**Exercise objective**
Every record below should be written out exactly; pictures stay out.

Data excerpts
• • •

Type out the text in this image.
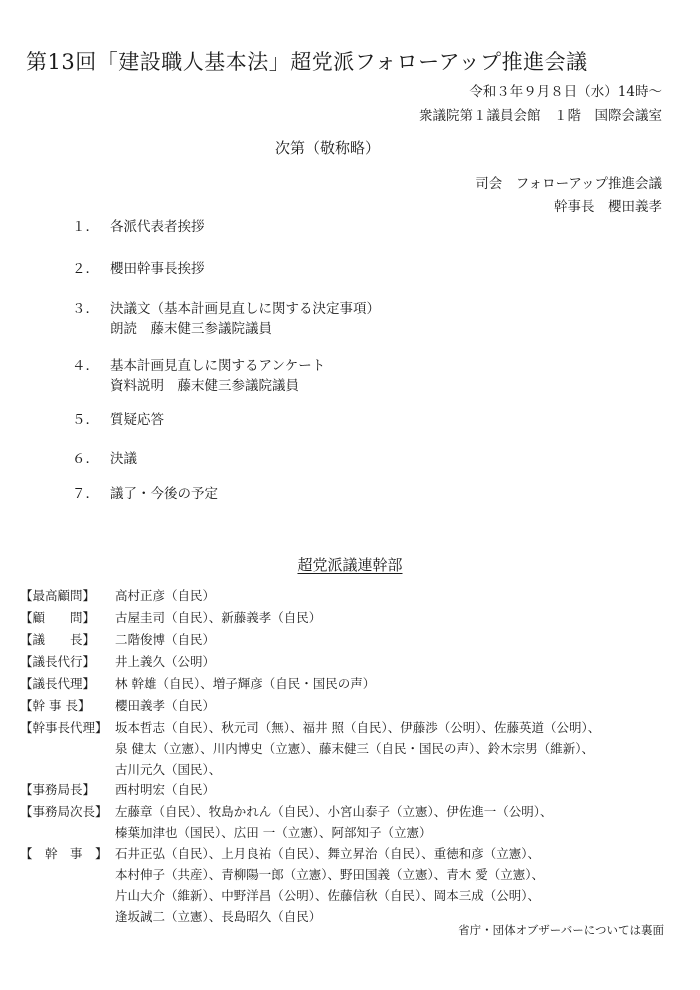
第13回「建設職人基本法」超党派フォローアップ推進会議
令和３年９月８日（水）14時～
衆議院第１議員会館　１階　国際会議室
次第（敬称略）
司会　フォローアップ推進会議
幹事長　櫻田義孝
１． 各派代表者挨拶
２． 櫻田幹事長挨拶
３． 決議文（基本計画見直しに関する決定事項）
朗読　藤末健三参議院議員
４． 基本計画見直しに関するアンケート
資料説明　藤末健三参議院議員
５． 質疑応答
６． 決議
７． 議了・今後の予定
超党派議連幹部
【最高顧問】 高村正彦（自民）
【顧　　問】 古屋圭司（自民）、新藤義孝（自民）
【議　　長】 二階俊博（自民）
【議長代行】 井上義久（公明）
【議長代理】 林 幹雄（自民）、増子輝彦（自民・国民の声）
【幹 事 長】 櫻田義孝（自民）
【幹事長代理】 坂本哲志（自民）、秋元司（無）、福井 照（自民）、伊藤渉（公明）、佐藤英道（公明）、
泉 健太（立憲）、川内博史（立憲）、藤末健三（自民・国民の声）、鈴木宗男（維新）、
古川元久（国民）、
【事務局長】 西村明宏（自民）
【事務局次長】 左藤章（自民）、牧島かれん（自民）、小宮山泰子（立憲）、伊佐進一（公明）、
榛葉加津也（国民）、広田 一（立憲）、阿部知子（立憲）
【　幹　事　】 石井正弘（自民）、上月良祐（自民）、舞立昇治（自民）、重徳和彦（立憲）、
本村伸子（共産）、青柳陽一郎（立憲）、野田国義（立憲）、青木 愛（立憲）、
片山大介（維新）、中野洋昌（公明）、佐藤信秋（自民）、岡本三成（公明）、
逢坂誠二（立憲）、長島昭久（自民）
省庁・団体オブザーバーについては裏面
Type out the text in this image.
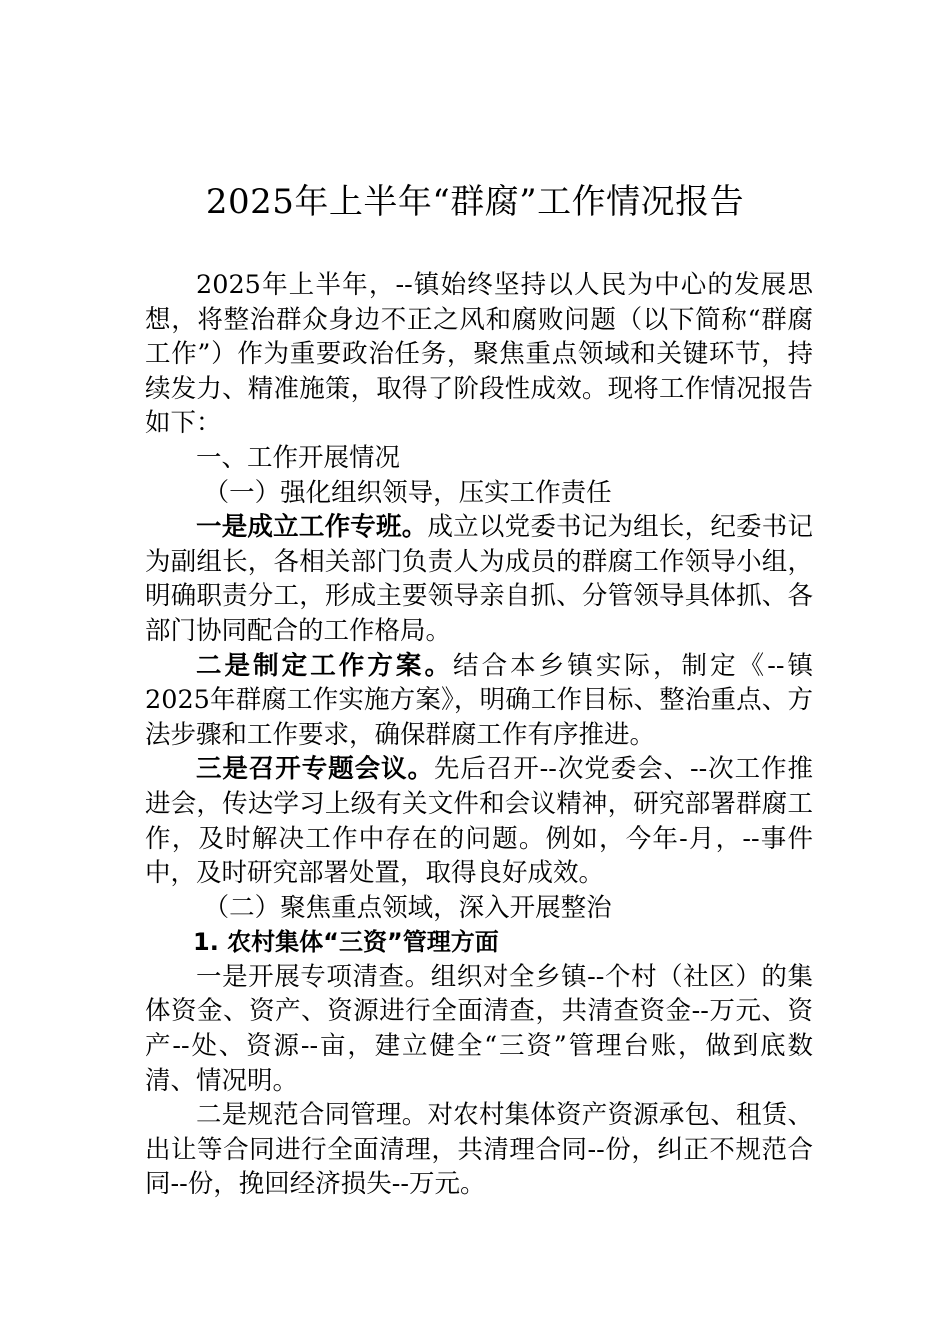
2025年上半年“群腐”工作情况报告

2025年上半年，--镇始终坚持以人民为中心的发展思想，将整治群众身边不正之风和腐败问题（以下简称“群腐工作”）作为重要政治任务，聚焦重点领域和关键环节，持续发力、精准施策，取得了阶段性成效。现将工作情况报告如下：

一、工作开展情况

（一）强化组织领导，压实工作责任

一是成立工作专班。成立以党委书记为组长，纪委书记为副组长，各相关部门负责人为成员的群腐工作领导小组，明确职责分工，形成主要领导亲自抓、分管领导具体抓、各部门协同配合的工作格局。

二是制定工作方案。结合本乡镇实际，制定《--镇2025年群腐工作实施方案》，明确工作目标、整治重点、方法步骤和工作要求，确保群腐工作有序推进。

三是召开专题会议。先后召开--次党委会、--次工作推进会，传达学习上级有关文件和会议精神，研究部署群腐工作，及时解决工作中存在的问题。例如，今年-月，--事件中，及时研究部署处置，取得良好成效。

（二）聚焦重点领域，深入开展整治

1. 农村集体“三资”管理方面

一是开展专项清查。组织对全乡镇--个村（社区）的集体资金、资产、资源进行全面清查，共清查资金--万元、资产--处、资源--亩，建立健全“三资”管理台账，做到底数清、情况明。

二是规范合同管理。对农村集体资产资源承包、租赁、出让等合同进行全面清理，共清理合同--份，纠正不规范合同--份，挽回经济损失--万元。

• • •

**Task response**
Type out the text in this image.
第13回「建設職人基本法」超党派フォローアップ推進会議
令和３年９月８日（水）14時～
衆議院第１議員会館　１階　国際会議室
次第（敬称略）
司会　フォローアップ推進会議
幹事長　櫻田義孝
１． 各派代表者挨拶
２． 櫻田幹事長挨拶
３． 決議文（基本計画見直しに関する決定事項）
朗読　藤末健三参議院議員
４． 基本計画見直しに関するアンケート
資料説明　藤末健三参議院議員
５． 質疑応答
６． 決議
７． 議了・今後の予定
超党派議連幹部
【最高顧問】 高村正彦（自民）
【顧　　問】 古屋圭司（自民）、新藤義孝（自民）
【議　　長】 二階俊博（自民）
【議長代行】 井上義久（公明）
【議長代理】 林 幹雄（自民）、増子輝彦（自民・国民の声）
【幹 事 長】 櫻田義孝（自民）
【幹事長代理】 坂本哲志（自民）、秋元司（無）、福井 照（自民）、伊藤渉（公明）、佐藤英道（公明）、
泉 健太（立憲）、川内博史（立憲）、藤末健三（自民・国民の声）、鈴木宗男（維新）、
古川元久（国民）、
【事務局長】 西村明宏（自民）
【事務局次長】 左藤章（自民）、牧島かれん（自民）、小宮山泰子（立憲）、伊佐進一（公明）、
榛葉加津也（国民）、広田 一（立憲）、阿部知子（立憲）
【　幹　事　】 石井正弘（自民）、上月良祐（自民）、舞立昇治（自民）、重徳和彦（立憲）、
本村伸子（共産）、青柳陽一郎（立憲）、野田国義（立憲）、青木 愛（立憲）、
片山大介（維新）、中野洋昌（公明）、佐藤信秋（自民）、岡本三成（公明）、
逢坂誠二（立憲）、長島昭久（自民）
省庁・団体オブザーバーについては裏面
Type out the text in this image.
2025年上半年“群腐”工作情况报告

2025年上半年，--镇始终坚持以人民为中心的发展思想，将整治群众身边不正之风和腐败问题（以下简称“群腐工作”）作为重要政治任务，聚焦重点领域和关键环节，持续发力、精准施策，取得了阶段性成效。现将工作情况报告如下：

一、工作开展情况

（一）强化组织领导，压实工作责任

一是成立工作专班。成立以党委书记为组长，纪委书记为副组长，各相关部门负责人为成员的群腐工作领导小组，明确职责分工，形成主要领导亲自抓、分管领导具体抓、各部门协同配合的工作格局。

二是制定工作方案。结合本乡镇实际，制定《--镇2025年群腐工作实施方案》，明确工作目标、整治重点、方法步骤和工作要求，确保群腐工作有序推进。

三是召开专题会议。先后召开--次党委会、--次工作推进会，传达学习上级有关文件和会议精神，研究部署群腐工作，及时解决工作中存在的问题。例如，今年-月，--事件中，及时研究部署处置，取得良好成效。

（二）聚焦重点领域，深入开展整治

1. 农村集体“三资”管理方面

一是开展专项清查。组织对全乡镇--个村（社区）的集体资金、资产、资源进行全面清查，共清查资金--万元、资产--处、资源--亩，建立健全“三资”管理台账，做到底数清、情况明。

二是规范合同管理。对农村集体资产资源承包、租赁、出让等合同进行全面清理，共清理合同--份，纠正不规范合同--份，挽回经济损失--万元。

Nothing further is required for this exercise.